• [Exercise task]: Every record must appear in your copy exactly as written, with no pictures.

Data entries
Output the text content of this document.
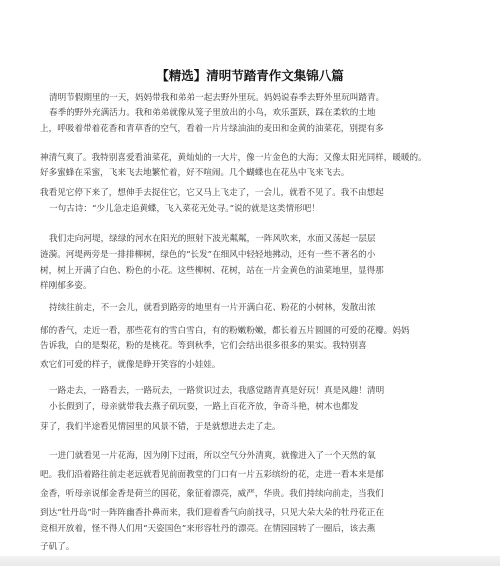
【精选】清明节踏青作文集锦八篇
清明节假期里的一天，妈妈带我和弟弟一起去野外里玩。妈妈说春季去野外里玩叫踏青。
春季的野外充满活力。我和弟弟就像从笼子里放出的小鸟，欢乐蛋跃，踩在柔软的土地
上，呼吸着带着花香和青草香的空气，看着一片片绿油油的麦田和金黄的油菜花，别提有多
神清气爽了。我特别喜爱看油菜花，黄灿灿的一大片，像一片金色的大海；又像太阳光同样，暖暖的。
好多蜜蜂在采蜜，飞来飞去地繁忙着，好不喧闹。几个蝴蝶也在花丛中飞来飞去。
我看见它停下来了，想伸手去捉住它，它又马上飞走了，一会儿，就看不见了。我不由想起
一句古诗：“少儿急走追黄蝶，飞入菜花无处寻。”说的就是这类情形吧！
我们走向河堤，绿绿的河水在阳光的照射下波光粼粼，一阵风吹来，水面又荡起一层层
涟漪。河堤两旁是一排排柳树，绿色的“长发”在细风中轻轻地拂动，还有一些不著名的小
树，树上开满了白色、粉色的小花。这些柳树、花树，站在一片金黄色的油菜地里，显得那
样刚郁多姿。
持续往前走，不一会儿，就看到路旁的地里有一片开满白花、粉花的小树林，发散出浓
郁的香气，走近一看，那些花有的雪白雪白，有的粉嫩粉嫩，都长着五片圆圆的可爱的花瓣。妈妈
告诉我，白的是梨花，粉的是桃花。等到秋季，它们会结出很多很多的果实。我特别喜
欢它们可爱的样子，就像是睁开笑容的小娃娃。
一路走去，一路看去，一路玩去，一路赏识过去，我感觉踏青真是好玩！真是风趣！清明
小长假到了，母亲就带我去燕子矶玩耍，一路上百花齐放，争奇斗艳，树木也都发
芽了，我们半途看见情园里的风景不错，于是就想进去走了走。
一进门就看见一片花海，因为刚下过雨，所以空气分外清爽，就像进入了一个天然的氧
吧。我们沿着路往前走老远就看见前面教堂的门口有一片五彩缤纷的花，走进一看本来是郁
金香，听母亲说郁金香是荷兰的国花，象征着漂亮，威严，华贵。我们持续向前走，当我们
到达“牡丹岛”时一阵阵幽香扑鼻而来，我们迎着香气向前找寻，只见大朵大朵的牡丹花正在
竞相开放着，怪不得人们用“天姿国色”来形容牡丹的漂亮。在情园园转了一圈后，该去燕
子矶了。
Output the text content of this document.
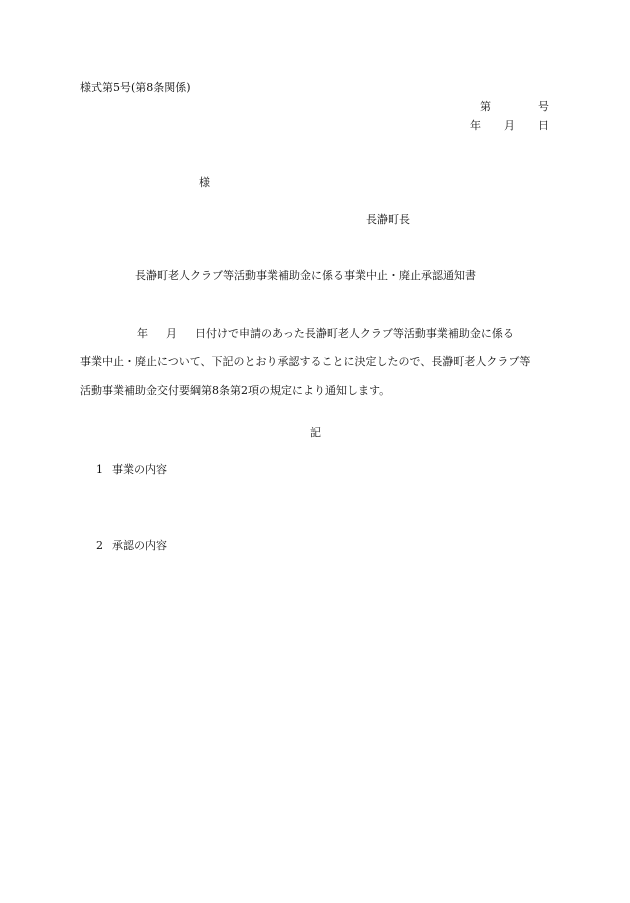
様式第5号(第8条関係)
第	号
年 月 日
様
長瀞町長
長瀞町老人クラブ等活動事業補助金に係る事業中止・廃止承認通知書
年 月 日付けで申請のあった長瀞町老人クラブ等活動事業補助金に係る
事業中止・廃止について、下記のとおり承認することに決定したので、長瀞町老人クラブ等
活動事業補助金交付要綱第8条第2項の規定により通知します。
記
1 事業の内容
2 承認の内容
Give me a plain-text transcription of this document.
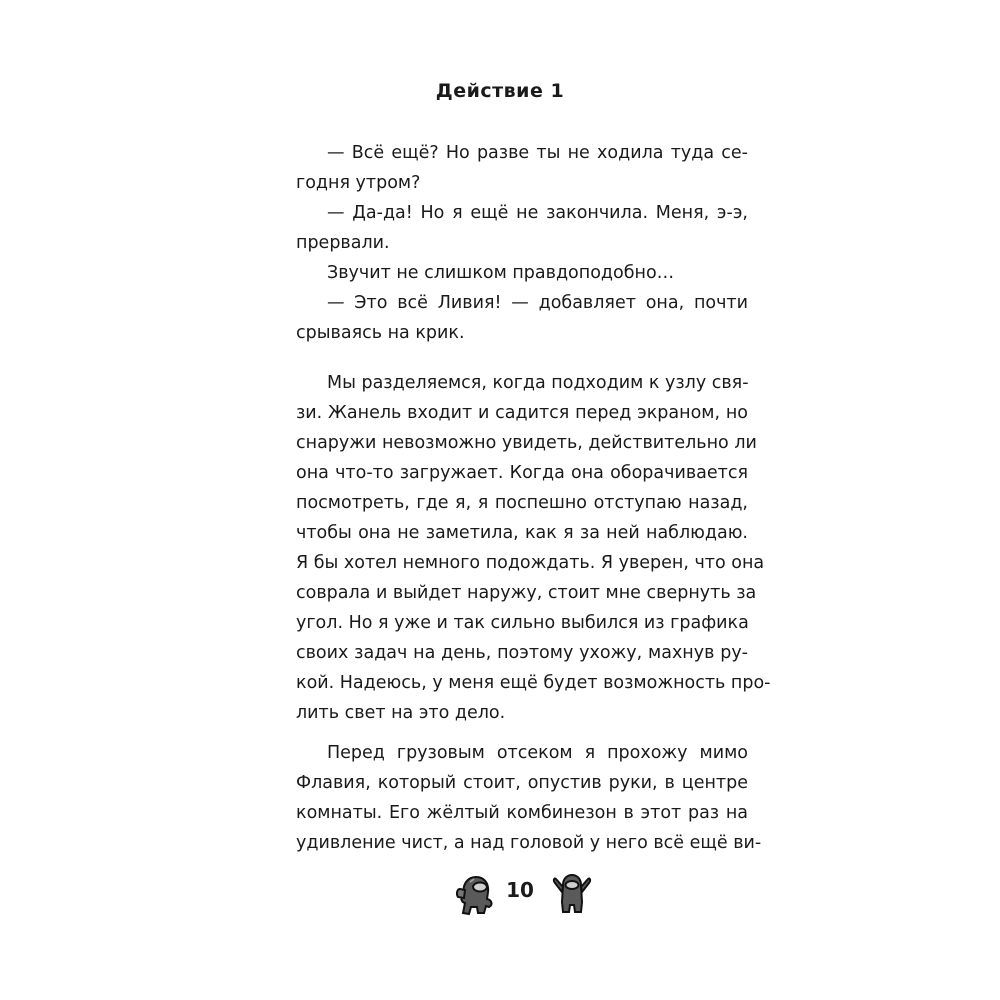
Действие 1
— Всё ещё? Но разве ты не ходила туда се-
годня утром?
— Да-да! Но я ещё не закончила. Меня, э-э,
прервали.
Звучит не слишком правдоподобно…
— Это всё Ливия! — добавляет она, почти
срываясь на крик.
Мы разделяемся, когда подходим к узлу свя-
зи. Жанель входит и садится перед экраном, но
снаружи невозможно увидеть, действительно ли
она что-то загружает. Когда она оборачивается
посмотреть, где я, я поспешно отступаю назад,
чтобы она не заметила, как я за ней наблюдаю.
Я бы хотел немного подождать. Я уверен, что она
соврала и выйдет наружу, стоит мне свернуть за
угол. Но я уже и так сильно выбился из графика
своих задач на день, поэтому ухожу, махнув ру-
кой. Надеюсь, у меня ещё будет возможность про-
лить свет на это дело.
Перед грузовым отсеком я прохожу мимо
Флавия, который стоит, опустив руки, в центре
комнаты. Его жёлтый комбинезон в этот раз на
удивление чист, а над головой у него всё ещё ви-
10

• [Response to this exercise]:
Output the text content of this document.
【精选】清明节踏青作文集锦八篇
清明节假期里的一天，妈妈带我和弟弟一起去野外里玩。妈妈说春季去野外里玩叫踏青。
春季的野外充满活力。我和弟弟就像从笼子里放出的小鸟，欢乐蛋跃，踩在柔软的土地
上，呼吸着带着花香和青草香的空气，看着一片片绿油油的麦田和金黄的油菜花，别提有多
神清气爽了。我特别喜爱看油菜花，黄灿灿的一大片，像一片金色的大海；又像太阳光同样，暖暖的。
好多蜜蜂在采蜜，飞来飞去地繁忙着，好不喧闹。几个蝴蝶也在花丛中飞来飞去。
我看见它停下来了，想伸手去捉住它，它又马上飞走了，一会儿，就看不见了。我不由想起
一句古诗：“少儿急走追黄蝶，飞入菜花无处寻。”说的就是这类情形吧！
我们走向河堤，绿绿的河水在阳光的照射下波光粼粼，一阵风吹来，水面又荡起一层层
涟漪。河堤两旁是一排排柳树，绿色的“长发”在细风中轻轻地拂动，还有一些不著名的小
树，树上开满了白色、粉色的小花。这些柳树、花树，站在一片金黄色的油菜地里，显得那
样刚郁多姿。
持续往前走，不一会儿，就看到路旁的地里有一片开满白花、粉花的小树林，发散出浓
郁的香气，走近一看，那些花有的雪白雪白，有的粉嫩粉嫩，都长着五片圆圆的可爱的花瓣。妈妈
告诉我，白的是梨花，粉的是桃花。等到秋季，它们会结出很多很多的果实。我特别喜
欢它们可爱的样子，就像是睁开笑容的小娃娃。
一路走去，一路看去，一路玩去，一路赏识过去，我感觉踏青真是好玩！真是风趣！清明
小长假到了，母亲就带我去燕子矶玩耍，一路上百花齐放，争奇斗艳，树木也都发
芽了，我们半途看见情园里的风景不错，于是就想进去走了走。
一进门就看见一片花海，因为刚下过雨，所以空气分外清爽，就像进入了一个天然的氧
吧。我们沿着路往前走老远就看见前面教堂的门口有一片五彩缤纷的花，走进一看本来是郁
金香，听母亲说郁金香是荷兰的国花，象征着漂亮，威严，华贵。我们持续向前走，当我们
到达“牡丹岛”时一阵阵幽香扑鼻而来，我们迎着香气向前找寻，只见大朵大朵的牡丹花正在
竞相开放着，怪不得人们用“天姿国色”来形容牡丹的漂亮。在情园园转了一圈后，该去燕
子矶了。
Output the text content of this document.
様式第5号(第8条関係)
第	号
年 月 日
様
長瀞町長
長瀞町老人クラブ等活動事業補助金に係る事業中止・廃止承認通知書
年 月 日付けで申請のあった長瀞町老人クラブ等活動事業補助金に係る
事業中止・廃止について、下記のとおり承認することに決定したので、長瀞町老人クラブ等
活動事業補助金交付要綱第8条第2項の規定により通知します。
記
1 事業の内容
2 承認の内容
Give me a plain-text transcription of this document.
Действие 1
— Всё ещё? Но разве ты не ходила туда се-
годня утром?
— Да-да! Но я ещё не закончила. Меня, э-э,
прервали.
Звучит не слишком правдоподобно…
— Это всё Ливия! — добавляет она, почти
срываясь на крик.
Мы разделяемся, когда подходим к узлу свя-
зи. Жанель входит и садится перед экраном, но
снаружи невозможно увидеть, действительно ли
она что-то загружает. Когда она оборачивается
посмотреть, где я, я поспешно отступаю назад,
чтобы она не заметила, как я за ней наблюдаю.
Я бы хотел немного подождать. Я уверен, что она
соврала и выйдет наружу, стоит мне свернуть за
угол. Но я уже и так сильно выбился из графика
своих задач на день, поэтому ухожу, махнув ру-
кой. Надеюсь, у меня ещё будет возможность про-
лить свет на это дело.
Перед грузовым отсеком я прохожу мимо
Флавия, который стоит, опустив руки, в центре
комнаты. Его жёлтый комбинезон в этот раз на
удивление чист, а над головой у него всё ещё ви-
10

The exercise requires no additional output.